** Start Data to process **
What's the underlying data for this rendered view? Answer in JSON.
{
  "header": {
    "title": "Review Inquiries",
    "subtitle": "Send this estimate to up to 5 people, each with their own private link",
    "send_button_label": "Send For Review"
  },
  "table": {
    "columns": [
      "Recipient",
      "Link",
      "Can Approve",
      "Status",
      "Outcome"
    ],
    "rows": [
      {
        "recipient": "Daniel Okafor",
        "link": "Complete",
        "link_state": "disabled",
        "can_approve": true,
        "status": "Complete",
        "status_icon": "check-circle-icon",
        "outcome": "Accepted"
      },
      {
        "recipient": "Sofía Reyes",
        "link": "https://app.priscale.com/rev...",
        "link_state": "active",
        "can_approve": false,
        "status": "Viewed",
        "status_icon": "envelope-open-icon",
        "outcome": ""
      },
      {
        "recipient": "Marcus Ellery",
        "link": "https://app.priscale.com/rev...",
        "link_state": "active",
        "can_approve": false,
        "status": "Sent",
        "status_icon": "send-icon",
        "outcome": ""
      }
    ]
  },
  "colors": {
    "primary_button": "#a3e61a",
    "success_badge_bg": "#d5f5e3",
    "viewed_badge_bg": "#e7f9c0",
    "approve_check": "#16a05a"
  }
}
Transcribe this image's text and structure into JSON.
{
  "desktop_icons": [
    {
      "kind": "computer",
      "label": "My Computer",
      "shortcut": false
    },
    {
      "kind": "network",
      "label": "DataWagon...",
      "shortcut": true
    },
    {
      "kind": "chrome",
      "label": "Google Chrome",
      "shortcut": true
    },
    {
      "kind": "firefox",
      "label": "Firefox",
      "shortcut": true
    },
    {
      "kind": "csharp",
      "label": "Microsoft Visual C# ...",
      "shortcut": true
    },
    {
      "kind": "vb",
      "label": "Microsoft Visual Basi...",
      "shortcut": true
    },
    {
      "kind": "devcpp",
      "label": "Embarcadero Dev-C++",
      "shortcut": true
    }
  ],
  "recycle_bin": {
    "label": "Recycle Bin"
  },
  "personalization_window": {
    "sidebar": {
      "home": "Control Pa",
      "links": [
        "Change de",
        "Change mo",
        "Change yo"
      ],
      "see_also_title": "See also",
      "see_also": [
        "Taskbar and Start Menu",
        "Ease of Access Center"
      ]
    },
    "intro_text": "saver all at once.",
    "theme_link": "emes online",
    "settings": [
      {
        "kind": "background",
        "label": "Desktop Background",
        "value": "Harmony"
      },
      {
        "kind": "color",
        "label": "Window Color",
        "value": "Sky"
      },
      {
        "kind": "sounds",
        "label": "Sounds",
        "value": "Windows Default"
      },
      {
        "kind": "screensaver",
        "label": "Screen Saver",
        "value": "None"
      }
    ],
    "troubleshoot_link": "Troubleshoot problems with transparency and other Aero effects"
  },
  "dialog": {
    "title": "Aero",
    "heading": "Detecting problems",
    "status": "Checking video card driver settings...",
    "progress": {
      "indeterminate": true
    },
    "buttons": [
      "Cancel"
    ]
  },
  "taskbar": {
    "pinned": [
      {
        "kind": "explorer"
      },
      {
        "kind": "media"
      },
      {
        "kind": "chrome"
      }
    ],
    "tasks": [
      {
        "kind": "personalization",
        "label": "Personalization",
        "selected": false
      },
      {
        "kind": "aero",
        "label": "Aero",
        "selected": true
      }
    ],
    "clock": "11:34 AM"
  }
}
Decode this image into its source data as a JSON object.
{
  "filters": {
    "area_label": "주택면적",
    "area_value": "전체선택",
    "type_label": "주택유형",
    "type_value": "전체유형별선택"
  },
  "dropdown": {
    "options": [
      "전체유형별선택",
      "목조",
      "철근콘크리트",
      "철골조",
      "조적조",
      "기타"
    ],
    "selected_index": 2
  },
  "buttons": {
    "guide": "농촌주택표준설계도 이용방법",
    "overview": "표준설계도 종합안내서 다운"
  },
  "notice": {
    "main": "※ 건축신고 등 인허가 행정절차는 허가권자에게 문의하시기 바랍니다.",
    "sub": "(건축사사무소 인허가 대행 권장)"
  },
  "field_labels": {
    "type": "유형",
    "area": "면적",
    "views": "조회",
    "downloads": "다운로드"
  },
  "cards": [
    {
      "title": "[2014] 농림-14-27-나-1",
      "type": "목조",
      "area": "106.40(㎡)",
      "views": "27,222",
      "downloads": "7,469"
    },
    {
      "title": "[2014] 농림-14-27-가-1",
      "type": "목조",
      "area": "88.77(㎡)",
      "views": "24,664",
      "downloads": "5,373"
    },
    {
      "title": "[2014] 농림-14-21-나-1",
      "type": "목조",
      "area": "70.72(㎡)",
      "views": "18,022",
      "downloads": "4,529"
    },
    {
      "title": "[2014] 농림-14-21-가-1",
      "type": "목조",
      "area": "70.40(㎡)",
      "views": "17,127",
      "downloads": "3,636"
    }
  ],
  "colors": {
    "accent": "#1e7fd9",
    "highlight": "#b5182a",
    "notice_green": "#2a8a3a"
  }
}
** End Data to process **
### Written problem
From the first line to the last, please quote the material above exactly.

### The solution
What's the underlying data for this rendered view? Answer in JSON.
{
  "header": {
    "title": "Review Inquiries",
    "subtitle": "Send this estimate to up to 5 people, each with their own private link",
    "send_button_label": "Send For Review"
  },
  "table": {
    "columns": [
      "Recipient",
      "Link",
      "Can Approve",
      "Status",
      "Outcome"
    ],
    "rows": [
      {
        "recipient": "Daniel Okafor",
        "link": "Complete",
        "link_state": "disabled",
        "can_approve": true,
        "status": "Complete",
        "status_icon": "check-circle-icon",
        "outcome": "Accepted"
      },
      {
        "recipient": "Sofía Reyes",
        "link": "https://app.priscale.com/rev...",
        "link_state": "active",
        "can_approve": false,
        "status": "Viewed",
        "status_icon": "envelope-open-icon",
        "outcome": ""
      },
      {
        "recipient": "Marcus Ellery",
        "link": "https://app.priscale.com/rev...",
        "link_state": "active",
        "can_approve": false,
        "status": "Sent",
        "status_icon": "send-icon",
        "outcome": ""
      }
    ]
  },
  "colors": {
    "primary_button": "#a3e61a",
    "success_badge_bg": "#d5f5e3",
    "viewed_badge_bg": "#e7f9c0",
    "approve_check": "#16a05a"
  }
}
Transcribe this image's text and structure into JSON.
{
  "desktop_icons": [
    {
      "kind": "computer",
      "label": "My Computer",
      "shortcut": false
    },
    {
      "kind": "network",
      "label": "DataWagon...",
      "shortcut": true
    },
    {
      "kind": "chrome",
      "label": "Google Chrome",
      "shortcut": true
    },
    {
      "kind": "firefox",
      "label": "Firefox",
      "shortcut": true
    },
    {
      "kind": "csharp",
      "label": "Microsoft Visual C# ...",
      "shortcut": true
    },
    {
      "kind": "vb",
      "label": "Microsoft Visual Basi...",
      "shortcut": true
    },
    {
      "kind": "devcpp",
      "label": "Embarcadero Dev-C++",
      "shortcut": true
    }
  ],
  "recycle_bin": {
    "label": "Recycle Bin"
  },
  "personalization_window": {
    "sidebar": {
      "home": "Control Pa",
      "links": [
        "Change de",
        "Change mo",
        "Change yo"
      ],
      "see_also_title": "See also",
      "see_also": [
        "Taskbar and Start Menu",
        "Ease of Access Center"
      ]
    },
    "intro_text": "saver all at once.",
    "theme_link": "emes online",
    "settings": [
      {
        "kind": "background",
        "label": "Desktop Background",
        "value": "Harmony"
      },
      {
        "kind": "color",
        "label": "Window Color",
        "value": "Sky"
      },
      {
        "kind": "sounds",
        "label": "Sounds",
        "value": "Windows Default"
      },
      {
        "kind": "screensaver",
        "label": "Screen Saver",
        "value": "None"
      }
    ],
    "troubleshoot_link": "Troubleshoot problems with transparency and other Aero effects"
  },
  "dialog": {
    "title": "Aero",
    "heading": "Detecting problems",
    "status": "Checking video card driver settings...",
    "progress": {
      "indeterminate": true
    },
    "buttons": [
      "Cancel"
    ]
  },
  "taskbar": {
    "pinned": [
      {
        "kind": "explorer"
      },
      {
        "kind": "media"
      },
      {
        "kind": "chrome"
      }
    ],
    "tasks": [
      {
        "kind": "personalization",
        "label": "Personalization",
        "selected": false
      },
      {
        "kind": "aero",
        "label": "Aero",
        "selected": true
      }
    ],
    "clock": "11:34 AM"
  }
}
Decode this image into its source data as a JSON object.
{
  "filters": {
    "area_label": "주택면적",
    "area_value": "전체선택",
    "type_label": "주택유형",
    "type_value": "전체유형별선택"
  },
  "dropdown": {
    "options": [
      "전체유형별선택",
      "목조",
      "철근콘크리트",
      "철골조",
      "조적조",
      "기타"
    ],
    "selected_index": 2
  },
  "buttons": {
    "guide": "농촌주택표준설계도 이용방법",
    "overview": "표준설계도 종합안내서 다운"
  },
  "notice": {
    "main": "※ 건축신고 등 인허가 행정절차는 허가권자에게 문의하시기 바랍니다.",
    "sub": "(건축사사무소 인허가 대행 권장)"
  },
  "field_labels": {
    "type": "유형",
    "area": "면적",
    "views": "조회",
    "downloads": "다운로드"
  },
  "cards": [
    {
      "title": "[2014] 농림-14-27-나-1",
      "type": "목조",
      "area": "106.40(㎡)",
      "views": "27,222",
      "downloads": "7,469"
    },
    {
      "title": "[2014] 농림-14-27-가-1",
      "type": "목조",
      "area": "88.77(㎡)",
      "views": "24,664",
      "downloads": "5,373"
    },
    {
      "title": "[2014] 농림-14-21-나-1",
      "type": "목조",
      "area": "70.72(㎡)",
      "views": "18,022",
      "downloads": "4,529"
    },
    {
      "title": "[2014] 농림-14-21-가-1",
      "type": "목조",
      "area": "70.40(㎡)",
      "views": "17,127",
      "downloads": "3,636"
    }
  ],
  "colors": {
    "accent": "#1e7fd9",
    "highlight": "#b5182a",
    "notice_green": "#2a8a3a"
  }
}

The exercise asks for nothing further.